WORK TO COMPLETE: Convert everything from the start of the entries down to the line containing "- product-price: CHF" into a Markdown table with the columns Row and Line, one numbered row per line. Leave out blank lines.

START

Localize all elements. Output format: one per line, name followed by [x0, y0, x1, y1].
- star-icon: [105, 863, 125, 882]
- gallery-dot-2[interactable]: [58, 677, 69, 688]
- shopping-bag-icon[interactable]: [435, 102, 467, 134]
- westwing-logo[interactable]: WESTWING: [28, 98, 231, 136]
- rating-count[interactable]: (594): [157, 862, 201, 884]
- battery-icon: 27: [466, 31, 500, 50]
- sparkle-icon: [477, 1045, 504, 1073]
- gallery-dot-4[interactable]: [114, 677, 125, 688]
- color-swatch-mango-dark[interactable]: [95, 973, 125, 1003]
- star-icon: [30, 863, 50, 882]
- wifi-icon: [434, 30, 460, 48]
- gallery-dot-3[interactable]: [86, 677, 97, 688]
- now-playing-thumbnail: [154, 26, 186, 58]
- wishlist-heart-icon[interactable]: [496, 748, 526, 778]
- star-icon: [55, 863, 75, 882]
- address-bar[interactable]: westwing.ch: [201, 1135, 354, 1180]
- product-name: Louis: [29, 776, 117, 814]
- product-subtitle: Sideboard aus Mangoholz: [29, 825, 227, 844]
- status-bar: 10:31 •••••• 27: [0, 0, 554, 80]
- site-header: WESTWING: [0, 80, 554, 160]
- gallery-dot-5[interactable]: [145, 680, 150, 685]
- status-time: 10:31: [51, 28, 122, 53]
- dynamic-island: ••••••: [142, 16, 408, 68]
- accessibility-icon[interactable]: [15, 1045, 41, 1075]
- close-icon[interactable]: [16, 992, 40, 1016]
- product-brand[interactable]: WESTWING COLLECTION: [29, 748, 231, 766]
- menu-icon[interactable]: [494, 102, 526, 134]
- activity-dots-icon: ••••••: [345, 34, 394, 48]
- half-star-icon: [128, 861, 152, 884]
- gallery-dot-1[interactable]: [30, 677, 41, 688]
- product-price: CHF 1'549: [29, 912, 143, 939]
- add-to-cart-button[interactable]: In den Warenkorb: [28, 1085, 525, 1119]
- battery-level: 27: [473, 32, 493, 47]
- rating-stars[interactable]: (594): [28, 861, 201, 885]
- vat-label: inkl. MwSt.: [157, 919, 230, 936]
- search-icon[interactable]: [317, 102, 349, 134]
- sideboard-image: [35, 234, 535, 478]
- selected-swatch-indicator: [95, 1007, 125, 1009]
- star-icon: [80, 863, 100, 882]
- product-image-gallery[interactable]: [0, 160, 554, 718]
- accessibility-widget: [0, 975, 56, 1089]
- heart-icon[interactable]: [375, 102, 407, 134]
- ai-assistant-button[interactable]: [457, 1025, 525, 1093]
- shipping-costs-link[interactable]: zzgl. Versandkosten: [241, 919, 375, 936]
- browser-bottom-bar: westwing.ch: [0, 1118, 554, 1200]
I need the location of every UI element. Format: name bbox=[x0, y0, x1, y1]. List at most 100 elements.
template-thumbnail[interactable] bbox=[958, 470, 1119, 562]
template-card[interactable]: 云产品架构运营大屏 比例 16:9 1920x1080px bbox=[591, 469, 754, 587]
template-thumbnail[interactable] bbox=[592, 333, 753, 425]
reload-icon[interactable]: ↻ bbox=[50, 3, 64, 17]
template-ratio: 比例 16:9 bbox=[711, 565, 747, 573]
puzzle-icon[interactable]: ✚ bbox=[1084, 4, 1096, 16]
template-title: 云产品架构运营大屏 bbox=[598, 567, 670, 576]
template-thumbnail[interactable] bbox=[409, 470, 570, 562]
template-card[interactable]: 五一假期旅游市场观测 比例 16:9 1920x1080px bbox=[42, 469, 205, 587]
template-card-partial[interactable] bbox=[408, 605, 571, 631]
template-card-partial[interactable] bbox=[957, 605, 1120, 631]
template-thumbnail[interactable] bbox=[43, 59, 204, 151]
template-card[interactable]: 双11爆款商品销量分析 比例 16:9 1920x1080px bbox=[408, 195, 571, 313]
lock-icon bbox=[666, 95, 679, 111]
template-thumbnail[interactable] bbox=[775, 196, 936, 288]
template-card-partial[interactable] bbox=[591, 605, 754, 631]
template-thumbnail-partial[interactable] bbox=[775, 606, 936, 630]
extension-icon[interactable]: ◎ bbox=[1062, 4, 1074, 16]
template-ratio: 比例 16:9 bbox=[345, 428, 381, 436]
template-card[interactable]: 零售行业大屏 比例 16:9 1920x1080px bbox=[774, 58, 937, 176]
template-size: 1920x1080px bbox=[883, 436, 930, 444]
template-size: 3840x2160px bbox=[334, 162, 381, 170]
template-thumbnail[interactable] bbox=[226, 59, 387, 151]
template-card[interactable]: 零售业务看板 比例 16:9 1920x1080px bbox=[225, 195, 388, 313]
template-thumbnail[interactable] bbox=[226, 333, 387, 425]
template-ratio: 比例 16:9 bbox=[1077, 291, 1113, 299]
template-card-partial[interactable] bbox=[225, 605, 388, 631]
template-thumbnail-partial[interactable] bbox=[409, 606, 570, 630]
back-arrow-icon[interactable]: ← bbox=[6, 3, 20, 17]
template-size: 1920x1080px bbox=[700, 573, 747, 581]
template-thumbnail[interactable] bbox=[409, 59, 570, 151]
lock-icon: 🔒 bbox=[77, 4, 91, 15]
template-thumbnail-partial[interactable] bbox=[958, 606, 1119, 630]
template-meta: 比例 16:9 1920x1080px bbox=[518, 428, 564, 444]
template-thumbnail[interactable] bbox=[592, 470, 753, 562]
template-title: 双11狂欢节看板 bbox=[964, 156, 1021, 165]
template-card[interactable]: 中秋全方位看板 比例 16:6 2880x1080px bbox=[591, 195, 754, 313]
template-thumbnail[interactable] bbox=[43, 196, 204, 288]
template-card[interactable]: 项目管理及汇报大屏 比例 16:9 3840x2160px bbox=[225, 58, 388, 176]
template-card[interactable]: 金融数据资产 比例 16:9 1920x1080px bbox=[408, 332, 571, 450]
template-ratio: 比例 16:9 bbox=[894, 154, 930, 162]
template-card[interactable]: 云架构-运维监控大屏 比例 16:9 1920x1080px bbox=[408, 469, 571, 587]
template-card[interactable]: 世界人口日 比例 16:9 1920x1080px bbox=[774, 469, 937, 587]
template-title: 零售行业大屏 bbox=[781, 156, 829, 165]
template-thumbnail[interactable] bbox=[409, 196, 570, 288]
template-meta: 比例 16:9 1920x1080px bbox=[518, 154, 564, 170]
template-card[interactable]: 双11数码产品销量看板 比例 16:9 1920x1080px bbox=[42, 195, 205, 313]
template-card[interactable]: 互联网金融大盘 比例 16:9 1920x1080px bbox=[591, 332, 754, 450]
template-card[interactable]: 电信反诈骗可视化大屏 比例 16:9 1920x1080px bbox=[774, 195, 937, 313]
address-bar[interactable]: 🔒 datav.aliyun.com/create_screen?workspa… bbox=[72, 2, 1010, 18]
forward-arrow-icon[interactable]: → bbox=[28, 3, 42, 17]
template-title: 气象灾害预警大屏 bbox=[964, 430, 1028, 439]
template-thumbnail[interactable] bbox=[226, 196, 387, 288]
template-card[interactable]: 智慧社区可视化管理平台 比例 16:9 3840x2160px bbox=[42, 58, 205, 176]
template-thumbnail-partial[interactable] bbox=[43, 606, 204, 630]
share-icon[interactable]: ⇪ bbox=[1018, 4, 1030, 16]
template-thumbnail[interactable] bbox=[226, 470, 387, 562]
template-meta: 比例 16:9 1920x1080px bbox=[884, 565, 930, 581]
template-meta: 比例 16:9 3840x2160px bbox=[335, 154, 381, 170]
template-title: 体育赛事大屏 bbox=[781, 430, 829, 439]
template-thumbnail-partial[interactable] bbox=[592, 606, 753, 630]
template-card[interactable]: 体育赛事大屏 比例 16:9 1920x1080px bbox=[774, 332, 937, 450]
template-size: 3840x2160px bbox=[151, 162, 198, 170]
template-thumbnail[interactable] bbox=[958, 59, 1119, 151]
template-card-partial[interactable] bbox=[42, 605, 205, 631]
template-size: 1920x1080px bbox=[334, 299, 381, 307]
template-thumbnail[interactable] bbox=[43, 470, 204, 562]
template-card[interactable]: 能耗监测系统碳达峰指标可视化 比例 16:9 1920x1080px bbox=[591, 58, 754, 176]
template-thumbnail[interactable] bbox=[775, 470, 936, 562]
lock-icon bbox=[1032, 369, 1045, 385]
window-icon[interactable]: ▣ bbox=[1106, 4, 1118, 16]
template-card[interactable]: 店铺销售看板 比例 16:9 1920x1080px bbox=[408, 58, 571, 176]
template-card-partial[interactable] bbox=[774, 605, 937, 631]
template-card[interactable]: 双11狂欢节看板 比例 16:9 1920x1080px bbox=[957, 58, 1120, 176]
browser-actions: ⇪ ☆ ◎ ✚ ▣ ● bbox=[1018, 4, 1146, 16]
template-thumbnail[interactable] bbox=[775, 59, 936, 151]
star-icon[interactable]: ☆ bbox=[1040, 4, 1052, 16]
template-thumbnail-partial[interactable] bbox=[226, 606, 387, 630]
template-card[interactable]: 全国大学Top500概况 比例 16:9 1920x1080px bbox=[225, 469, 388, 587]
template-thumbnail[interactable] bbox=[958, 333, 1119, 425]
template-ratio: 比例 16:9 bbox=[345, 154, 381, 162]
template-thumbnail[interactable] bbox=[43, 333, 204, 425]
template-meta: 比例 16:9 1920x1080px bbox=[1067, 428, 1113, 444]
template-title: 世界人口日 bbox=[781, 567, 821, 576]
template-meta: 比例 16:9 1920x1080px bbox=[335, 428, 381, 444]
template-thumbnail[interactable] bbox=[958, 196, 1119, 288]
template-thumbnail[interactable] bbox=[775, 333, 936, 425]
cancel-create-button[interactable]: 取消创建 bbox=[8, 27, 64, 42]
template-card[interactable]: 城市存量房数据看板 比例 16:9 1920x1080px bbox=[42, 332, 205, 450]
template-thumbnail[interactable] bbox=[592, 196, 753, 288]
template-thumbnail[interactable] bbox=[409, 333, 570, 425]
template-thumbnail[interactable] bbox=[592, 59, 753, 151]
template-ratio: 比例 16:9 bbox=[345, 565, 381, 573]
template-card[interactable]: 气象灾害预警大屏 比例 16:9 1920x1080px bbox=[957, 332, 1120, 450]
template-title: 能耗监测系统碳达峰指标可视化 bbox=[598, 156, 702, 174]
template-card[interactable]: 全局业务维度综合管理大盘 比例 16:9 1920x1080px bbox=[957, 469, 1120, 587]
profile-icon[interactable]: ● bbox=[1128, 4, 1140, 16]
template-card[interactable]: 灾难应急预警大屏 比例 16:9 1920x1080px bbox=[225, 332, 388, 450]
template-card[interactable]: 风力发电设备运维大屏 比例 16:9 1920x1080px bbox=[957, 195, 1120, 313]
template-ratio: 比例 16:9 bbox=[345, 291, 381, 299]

END

EXPECTED OUTPUT:
| Row | Line |
|---|---|
| 1 | Localize all elements. Output format: one per line, name followed by [x0, y0, x1, y1]. |
| 2 | - star-icon: [105, 863, 125, 882] |
| 3 | - gallery-dot-2[interactable]: [58, 677, 69, 688] |
| 4 | - shopping-bag-icon[interactable]: [435, 102, 467, 134] |
| 5 | - westwing-logo[interactable]: WESTWING: [28, 98, 231, 136] |
| 6 | - rating-count[interactable]: (594): [157, 862, 201, 884] |
| 7 | - battery-icon: 27: [466, 31, 500, 50] |
| 8 | - sparkle-icon: [477, 1045, 504, 1073] |
| 9 | - gallery-dot-4[interactable]: [114, 677, 125, 688] |
| 10 | - color-swatch-mango-dark[interactable]: [95, 973, 125, 1003] |
| 11 | - star-icon: [30, 863, 50, 882] |
| 12 | - wifi-icon: [434, 30, 460, 48] |
| 13 | - gallery-dot-3[interactable]: [86, 677, 97, 688] |
| 14 | - now-playing-thumbnail: [154, 26, 186, 58] |
| 15 | - wishlist-heart-icon[interactable]: [496, 748, 526, 778] |
| 16 | - star-icon: [55, 863, 75, 882] |
| 17 | - address-bar[interactable]: westwing.ch: [201, 1135, 354, 1180] |
| 18 | - product-name: Louis: [29, 776, 117, 814] |
| 19 | - product-subtitle: Sideboard aus Mangoholz: [29, 825, 227, 844] |
| 20 | - status-bar: 10:31 •••••• 27: [0, 0, 554, 80] |
| 21 | - site-header: WESTWING: [0, 80, 554, 160] |
| 22 | - gallery-dot-5[interactable]: [145, 680, 150, 685] |
| 23 | - status-time: 10:31: [51, 28, 122, 53] |
| 24 | - dynamic-island: ••••••: [142, 16, 408, 68] |
| 25 | - accessibility-icon[interactable]: [15, 1045, 41, 1075] |
| 26 | - close-icon[interactable]: [16, 992, 40, 1016] |
| 27 | - product-brand[interactable]: WESTWING COLLECTION: [29, 748, 231, 766] |
| 28 | - menu-icon[interactable]: [494, 102, 526, 134] |
| 29 | - activity-dots-icon: ••••••: [345, 34, 394, 48] |
| 30 | - half-star-icon: [128, 861, 152, 884] |
| 31 | - gallery-dot-1[interactable]: [30, 677, 41, 688] |
| 32 | - product-price: CHF 1'549: [29, 912, 143, 939] |